─── Input rows ───
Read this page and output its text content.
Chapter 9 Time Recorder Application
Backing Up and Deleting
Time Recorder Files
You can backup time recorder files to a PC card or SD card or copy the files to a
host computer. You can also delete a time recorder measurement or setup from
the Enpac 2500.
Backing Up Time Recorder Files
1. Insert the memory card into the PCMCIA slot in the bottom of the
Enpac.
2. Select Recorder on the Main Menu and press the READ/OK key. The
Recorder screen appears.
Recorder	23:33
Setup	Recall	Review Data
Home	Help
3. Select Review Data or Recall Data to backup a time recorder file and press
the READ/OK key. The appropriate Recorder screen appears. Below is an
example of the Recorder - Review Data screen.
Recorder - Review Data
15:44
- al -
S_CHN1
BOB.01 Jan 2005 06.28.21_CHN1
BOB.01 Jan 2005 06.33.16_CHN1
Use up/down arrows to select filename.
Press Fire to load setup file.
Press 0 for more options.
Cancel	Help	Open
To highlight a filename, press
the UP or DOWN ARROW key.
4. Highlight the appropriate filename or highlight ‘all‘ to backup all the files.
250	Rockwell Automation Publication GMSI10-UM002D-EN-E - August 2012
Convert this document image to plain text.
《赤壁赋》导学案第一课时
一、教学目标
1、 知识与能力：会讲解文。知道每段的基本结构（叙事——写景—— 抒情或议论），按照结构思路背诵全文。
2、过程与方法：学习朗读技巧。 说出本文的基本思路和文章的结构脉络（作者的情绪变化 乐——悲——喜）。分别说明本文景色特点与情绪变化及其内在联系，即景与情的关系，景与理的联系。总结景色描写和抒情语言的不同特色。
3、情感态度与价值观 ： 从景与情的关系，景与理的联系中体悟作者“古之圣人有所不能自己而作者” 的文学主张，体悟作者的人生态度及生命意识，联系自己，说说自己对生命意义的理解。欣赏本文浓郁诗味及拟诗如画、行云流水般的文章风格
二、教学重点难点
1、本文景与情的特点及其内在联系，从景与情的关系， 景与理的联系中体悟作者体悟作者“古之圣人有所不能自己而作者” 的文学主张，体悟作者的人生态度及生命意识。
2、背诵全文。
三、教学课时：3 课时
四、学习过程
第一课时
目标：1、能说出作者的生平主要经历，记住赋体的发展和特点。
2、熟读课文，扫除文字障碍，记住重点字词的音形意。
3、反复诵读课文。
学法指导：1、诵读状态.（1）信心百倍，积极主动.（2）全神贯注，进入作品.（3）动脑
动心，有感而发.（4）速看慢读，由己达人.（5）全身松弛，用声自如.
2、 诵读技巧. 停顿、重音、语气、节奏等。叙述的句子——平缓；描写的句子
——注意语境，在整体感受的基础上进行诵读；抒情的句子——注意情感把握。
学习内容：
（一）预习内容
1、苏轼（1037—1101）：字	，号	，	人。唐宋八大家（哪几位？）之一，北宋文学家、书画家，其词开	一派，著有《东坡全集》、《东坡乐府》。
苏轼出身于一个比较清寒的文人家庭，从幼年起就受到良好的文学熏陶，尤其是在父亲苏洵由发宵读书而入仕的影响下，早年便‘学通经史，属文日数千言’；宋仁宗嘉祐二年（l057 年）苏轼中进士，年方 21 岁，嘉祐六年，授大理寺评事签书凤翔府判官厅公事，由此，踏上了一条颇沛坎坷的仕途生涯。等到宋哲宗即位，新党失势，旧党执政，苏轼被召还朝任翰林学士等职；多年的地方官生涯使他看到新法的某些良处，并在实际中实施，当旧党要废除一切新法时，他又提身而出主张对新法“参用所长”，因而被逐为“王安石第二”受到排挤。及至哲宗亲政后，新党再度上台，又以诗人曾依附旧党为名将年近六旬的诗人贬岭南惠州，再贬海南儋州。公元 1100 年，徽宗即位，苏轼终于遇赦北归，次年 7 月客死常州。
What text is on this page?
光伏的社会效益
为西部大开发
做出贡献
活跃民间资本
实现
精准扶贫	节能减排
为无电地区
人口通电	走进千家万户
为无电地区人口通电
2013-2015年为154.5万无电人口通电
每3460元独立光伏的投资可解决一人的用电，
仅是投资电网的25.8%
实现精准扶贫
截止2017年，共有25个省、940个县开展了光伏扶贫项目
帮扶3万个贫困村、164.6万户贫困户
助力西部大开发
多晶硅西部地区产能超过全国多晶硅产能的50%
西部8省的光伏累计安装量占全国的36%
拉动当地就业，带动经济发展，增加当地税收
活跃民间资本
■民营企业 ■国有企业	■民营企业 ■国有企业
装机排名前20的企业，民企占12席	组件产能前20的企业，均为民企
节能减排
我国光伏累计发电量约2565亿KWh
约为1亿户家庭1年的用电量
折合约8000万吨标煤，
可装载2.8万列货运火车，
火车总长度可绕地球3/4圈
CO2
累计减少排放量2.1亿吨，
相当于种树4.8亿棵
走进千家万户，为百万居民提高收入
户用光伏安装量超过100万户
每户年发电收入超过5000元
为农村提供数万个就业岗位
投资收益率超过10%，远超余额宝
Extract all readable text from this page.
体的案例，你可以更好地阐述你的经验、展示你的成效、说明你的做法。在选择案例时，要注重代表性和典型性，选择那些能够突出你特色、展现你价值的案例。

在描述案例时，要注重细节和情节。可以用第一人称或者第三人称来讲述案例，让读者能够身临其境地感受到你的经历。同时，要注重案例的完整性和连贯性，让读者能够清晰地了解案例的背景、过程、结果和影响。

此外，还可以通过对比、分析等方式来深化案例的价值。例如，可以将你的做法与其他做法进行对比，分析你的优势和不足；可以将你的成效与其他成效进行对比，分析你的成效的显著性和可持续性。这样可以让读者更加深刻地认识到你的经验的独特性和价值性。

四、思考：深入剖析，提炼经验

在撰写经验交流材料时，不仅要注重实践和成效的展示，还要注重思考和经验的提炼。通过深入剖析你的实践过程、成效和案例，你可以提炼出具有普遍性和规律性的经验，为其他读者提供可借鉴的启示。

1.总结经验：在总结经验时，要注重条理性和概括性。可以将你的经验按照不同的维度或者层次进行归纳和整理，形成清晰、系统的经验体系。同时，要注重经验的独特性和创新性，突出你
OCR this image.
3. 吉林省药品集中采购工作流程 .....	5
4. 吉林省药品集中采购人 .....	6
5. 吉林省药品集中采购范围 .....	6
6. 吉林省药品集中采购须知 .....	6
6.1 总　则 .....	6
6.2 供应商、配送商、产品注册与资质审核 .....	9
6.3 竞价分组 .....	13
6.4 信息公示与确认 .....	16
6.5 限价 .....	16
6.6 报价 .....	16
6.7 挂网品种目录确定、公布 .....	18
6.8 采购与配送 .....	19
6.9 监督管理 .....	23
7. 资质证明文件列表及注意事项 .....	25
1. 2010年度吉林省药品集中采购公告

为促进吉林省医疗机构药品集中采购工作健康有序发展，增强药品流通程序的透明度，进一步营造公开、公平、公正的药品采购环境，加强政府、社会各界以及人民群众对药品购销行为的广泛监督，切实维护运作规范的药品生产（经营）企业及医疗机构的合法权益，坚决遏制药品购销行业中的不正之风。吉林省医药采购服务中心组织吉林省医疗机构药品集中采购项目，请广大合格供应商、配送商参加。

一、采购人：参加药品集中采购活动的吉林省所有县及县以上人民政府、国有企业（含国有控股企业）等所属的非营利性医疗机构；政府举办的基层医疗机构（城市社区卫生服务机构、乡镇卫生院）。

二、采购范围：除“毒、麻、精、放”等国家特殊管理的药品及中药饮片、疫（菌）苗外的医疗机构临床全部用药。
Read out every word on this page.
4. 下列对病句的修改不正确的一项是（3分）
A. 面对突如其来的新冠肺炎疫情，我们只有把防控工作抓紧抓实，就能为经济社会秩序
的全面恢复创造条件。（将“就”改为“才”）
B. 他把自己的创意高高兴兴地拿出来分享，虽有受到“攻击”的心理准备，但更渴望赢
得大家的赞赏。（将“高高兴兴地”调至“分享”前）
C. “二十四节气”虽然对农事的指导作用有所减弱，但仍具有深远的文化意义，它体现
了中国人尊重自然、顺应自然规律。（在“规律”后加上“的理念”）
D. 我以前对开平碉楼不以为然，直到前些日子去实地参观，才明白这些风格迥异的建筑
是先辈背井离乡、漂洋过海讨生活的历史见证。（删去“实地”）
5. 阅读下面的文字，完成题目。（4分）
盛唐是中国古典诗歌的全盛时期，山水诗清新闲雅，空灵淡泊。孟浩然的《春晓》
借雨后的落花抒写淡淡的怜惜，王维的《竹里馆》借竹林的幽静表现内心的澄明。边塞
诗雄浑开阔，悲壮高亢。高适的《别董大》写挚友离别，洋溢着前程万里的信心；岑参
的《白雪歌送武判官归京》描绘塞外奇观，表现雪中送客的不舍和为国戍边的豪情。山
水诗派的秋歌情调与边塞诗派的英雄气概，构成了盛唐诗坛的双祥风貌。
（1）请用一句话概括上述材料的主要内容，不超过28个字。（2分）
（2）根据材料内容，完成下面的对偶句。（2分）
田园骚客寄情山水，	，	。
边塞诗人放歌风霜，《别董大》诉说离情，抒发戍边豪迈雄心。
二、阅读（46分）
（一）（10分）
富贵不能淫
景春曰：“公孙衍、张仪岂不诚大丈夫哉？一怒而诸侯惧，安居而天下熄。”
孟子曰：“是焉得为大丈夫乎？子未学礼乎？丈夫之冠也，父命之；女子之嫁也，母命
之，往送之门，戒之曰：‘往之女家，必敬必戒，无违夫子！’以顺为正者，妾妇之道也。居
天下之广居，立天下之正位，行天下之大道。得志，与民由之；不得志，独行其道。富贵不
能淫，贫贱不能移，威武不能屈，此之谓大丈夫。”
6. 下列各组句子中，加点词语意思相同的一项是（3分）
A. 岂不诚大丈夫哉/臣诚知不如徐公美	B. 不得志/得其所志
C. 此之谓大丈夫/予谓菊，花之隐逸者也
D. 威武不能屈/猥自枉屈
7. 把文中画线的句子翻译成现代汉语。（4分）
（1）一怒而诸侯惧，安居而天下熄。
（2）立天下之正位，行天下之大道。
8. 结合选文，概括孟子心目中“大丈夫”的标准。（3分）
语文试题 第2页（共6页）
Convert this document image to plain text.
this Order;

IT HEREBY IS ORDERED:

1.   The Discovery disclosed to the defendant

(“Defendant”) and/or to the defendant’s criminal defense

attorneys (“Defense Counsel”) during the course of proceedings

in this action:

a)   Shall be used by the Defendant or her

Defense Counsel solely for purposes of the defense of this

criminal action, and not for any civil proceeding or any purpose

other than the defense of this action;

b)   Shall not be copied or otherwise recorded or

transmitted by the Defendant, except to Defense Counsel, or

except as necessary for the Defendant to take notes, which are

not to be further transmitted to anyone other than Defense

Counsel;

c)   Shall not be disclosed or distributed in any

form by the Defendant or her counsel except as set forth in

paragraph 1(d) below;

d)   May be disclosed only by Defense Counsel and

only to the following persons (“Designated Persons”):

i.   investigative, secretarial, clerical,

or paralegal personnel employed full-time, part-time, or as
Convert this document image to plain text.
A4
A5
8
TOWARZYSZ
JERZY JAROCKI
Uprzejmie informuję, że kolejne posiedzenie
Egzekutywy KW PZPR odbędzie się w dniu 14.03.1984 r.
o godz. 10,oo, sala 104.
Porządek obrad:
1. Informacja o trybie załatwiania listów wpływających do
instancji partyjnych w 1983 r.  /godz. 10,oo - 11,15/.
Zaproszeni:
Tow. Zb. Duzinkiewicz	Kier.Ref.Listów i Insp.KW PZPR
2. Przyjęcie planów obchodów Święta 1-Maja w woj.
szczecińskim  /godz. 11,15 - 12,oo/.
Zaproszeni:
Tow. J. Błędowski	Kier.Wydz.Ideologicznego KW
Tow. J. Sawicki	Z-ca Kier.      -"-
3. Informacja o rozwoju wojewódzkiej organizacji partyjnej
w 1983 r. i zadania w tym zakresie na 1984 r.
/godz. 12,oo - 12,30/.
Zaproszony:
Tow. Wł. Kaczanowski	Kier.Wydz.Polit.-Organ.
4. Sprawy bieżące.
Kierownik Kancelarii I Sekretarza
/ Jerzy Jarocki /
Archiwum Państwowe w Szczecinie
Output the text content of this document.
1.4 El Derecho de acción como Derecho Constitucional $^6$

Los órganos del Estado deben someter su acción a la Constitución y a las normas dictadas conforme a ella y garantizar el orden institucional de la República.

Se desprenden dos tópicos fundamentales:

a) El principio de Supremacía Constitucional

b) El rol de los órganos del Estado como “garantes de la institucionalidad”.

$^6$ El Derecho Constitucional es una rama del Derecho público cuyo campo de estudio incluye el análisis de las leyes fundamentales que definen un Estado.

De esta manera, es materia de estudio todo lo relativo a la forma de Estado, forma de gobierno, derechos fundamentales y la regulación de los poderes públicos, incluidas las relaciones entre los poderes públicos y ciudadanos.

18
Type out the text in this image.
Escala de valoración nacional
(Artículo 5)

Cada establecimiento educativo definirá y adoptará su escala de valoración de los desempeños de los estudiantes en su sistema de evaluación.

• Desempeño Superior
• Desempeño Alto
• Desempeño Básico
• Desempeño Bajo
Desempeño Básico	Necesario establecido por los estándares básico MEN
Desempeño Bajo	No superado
───
◆ **Given instruction**
Copy out every line holding the string "appears".

◆ **Answer to the problem**
Recorder screen appears.
the READ/OK key. The appropriate Recorder screen appears. Below is an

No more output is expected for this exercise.